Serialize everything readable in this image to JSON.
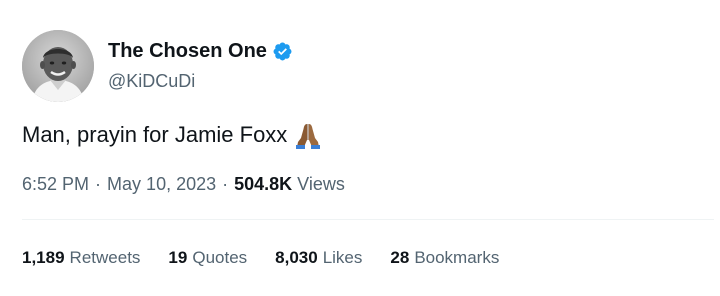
{
  "author": {
    "display_name": "The Chosen One",
    "handle": "@KiDCuDi",
    "verified": true
  },
  "tweet": {
    "text": "Man, prayin for Jamie Foxx",
    "emoji": "pray-icon"
  },
  "meta": {
    "time": "6:52 PM",
    "separator": "·",
    "date": "May 10, 2023",
    "views_count": "504.8K",
    "views_label": "Views"
  },
  "stats": [
    {
      "count": "1,189",
      "label": "Retweets"
    },
    {
      "count": "19",
      "label": "Quotes"
    },
    {
      "count": "8,030",
      "label": "Likes"
    },
    {
      "count": "28",
      "label": "Bookmarks"
    }
  ],
  "colors": {
    "text_primary": "#0f1419",
    "text_secondary": "#536471",
    "verified_blue": "#1d9bf0",
    "divider": "#eff3f4"
  }
}
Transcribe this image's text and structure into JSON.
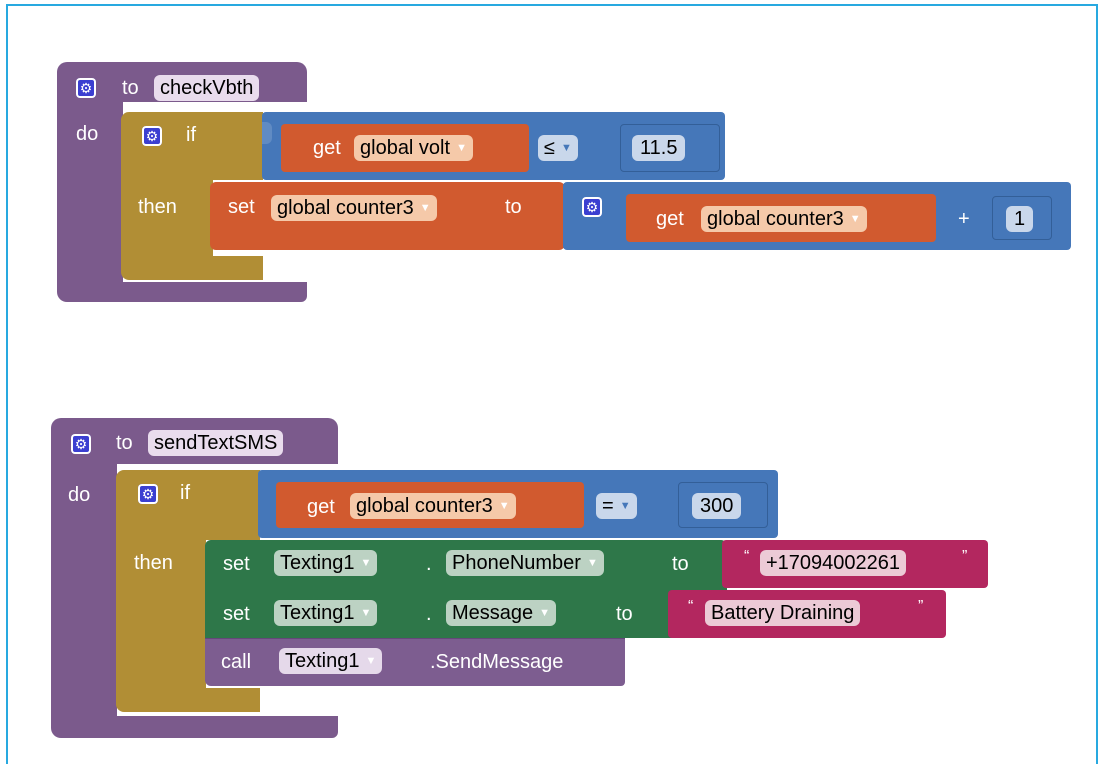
{
  "procedures": [
    {
      "to_label": "to",
      "name": "checkVbth",
      "do_label": "do",
      "if_label": "if",
      "then_label": "then",
      "condition": {
        "get_label": "get",
        "variable": "global volt",
        "operator": "≤",
        "value": "11.5"
      },
      "statement": {
        "set_label": "set",
        "variable": "global counter3",
        "to_label": "to",
        "get_label": "get",
        "get_variable": "global counter3",
        "plus": "+",
        "addend": "1"
      }
    },
    {
      "to_label": "to",
      "name": "sendTextSMS",
      "do_label": "do",
      "if_label": "if",
      "then_label": "then",
      "condition": {
        "get_label": "get",
        "variable": "global counter3",
        "operator": "=",
        "value": "300"
      },
      "statements": [
        {
          "set_label": "set",
          "component": "Texting1",
          "dot": ".",
          "property": "PhoneNumber",
          "to_label": "to",
          "text": "+17094002261"
        },
        {
          "set_label": "set",
          "component": "Texting1",
          "dot": ".",
          "property": "Message",
          "to_label": "to",
          "text": "Battery Draining"
        },
        {
          "call_label": "call",
          "component": "Texting1",
          "method": ".SendMessage"
        }
      ]
    }
  ],
  "colors": {
    "procedure": "#7b5a8c",
    "control": "#b18e35",
    "math": "#4577b9",
    "variable": "#d15a2f",
    "component_setter": "#2e7749",
    "text": "#b3275f",
    "frame_border": "#28a9e0"
  },
  "icons": {
    "mutator": "gear-icon",
    "dropdown": "dropdown-arrow-icon"
  }
}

□ □ □

DIRECTION => Go over the records above and tally the lines with the word "JSON" in them. Give the number alone.

EXPECTED ANSWER => 2